Instructions for the task:
Will you transcribe the entries that follow, exactly and in full?

Listing:
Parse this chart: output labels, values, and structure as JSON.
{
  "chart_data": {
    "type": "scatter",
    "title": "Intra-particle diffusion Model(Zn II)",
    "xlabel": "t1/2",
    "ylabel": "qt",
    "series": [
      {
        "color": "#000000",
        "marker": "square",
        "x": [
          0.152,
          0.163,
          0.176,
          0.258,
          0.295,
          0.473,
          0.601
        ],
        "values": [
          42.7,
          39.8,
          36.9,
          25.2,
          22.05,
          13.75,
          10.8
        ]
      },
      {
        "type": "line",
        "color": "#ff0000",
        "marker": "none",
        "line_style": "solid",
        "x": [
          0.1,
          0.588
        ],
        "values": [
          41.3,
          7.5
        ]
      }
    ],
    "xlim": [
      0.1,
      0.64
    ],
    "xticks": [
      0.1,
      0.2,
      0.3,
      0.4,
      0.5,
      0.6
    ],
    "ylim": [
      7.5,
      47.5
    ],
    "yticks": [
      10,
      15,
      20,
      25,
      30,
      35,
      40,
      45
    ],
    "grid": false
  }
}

Completed task:
Parse this chart: output labels, values, and structure as JSON.
{
  "chart_data": {
    "type": "scatter",
    "title": "Intra-particle diffusion Model(Zn II)",
    "xlabel": "t1/2",
    "ylabel": "qt",
    "series": [
      {
        "color": "#000000",
        "marker": "square",
        "x": [
          0.152,
          0.163,
          0.176,
          0.258,
          0.295,
          0.473,
          0.601
        ],
        "values": [
          42.7,
          39.8,
          36.9,
          25.2,
          22.05,
          13.75,
          10.8
        ]
      },
      {
        "type": "line",
        "color": "#ff0000",
        "marker": "none",
        "line_style": "solid",
        "x": [
          0.1,
          0.588
        ],
        "values": [
          41.3,
          7.5
        ]
      }
    ],
    "xlim": [
      0.1,
      0.64
    ],
    "xticks": [
      0.1,
      0.2,
      0.3,
      0.4,
      0.5,
      0.6
    ],
    "ylim": [
      7.5,
      47.5
    ],
    "yticks": [
      10,
      15,
      20,
      25,
      30,
      35,
      40,
      45
    ],
    "grid": false
  }
}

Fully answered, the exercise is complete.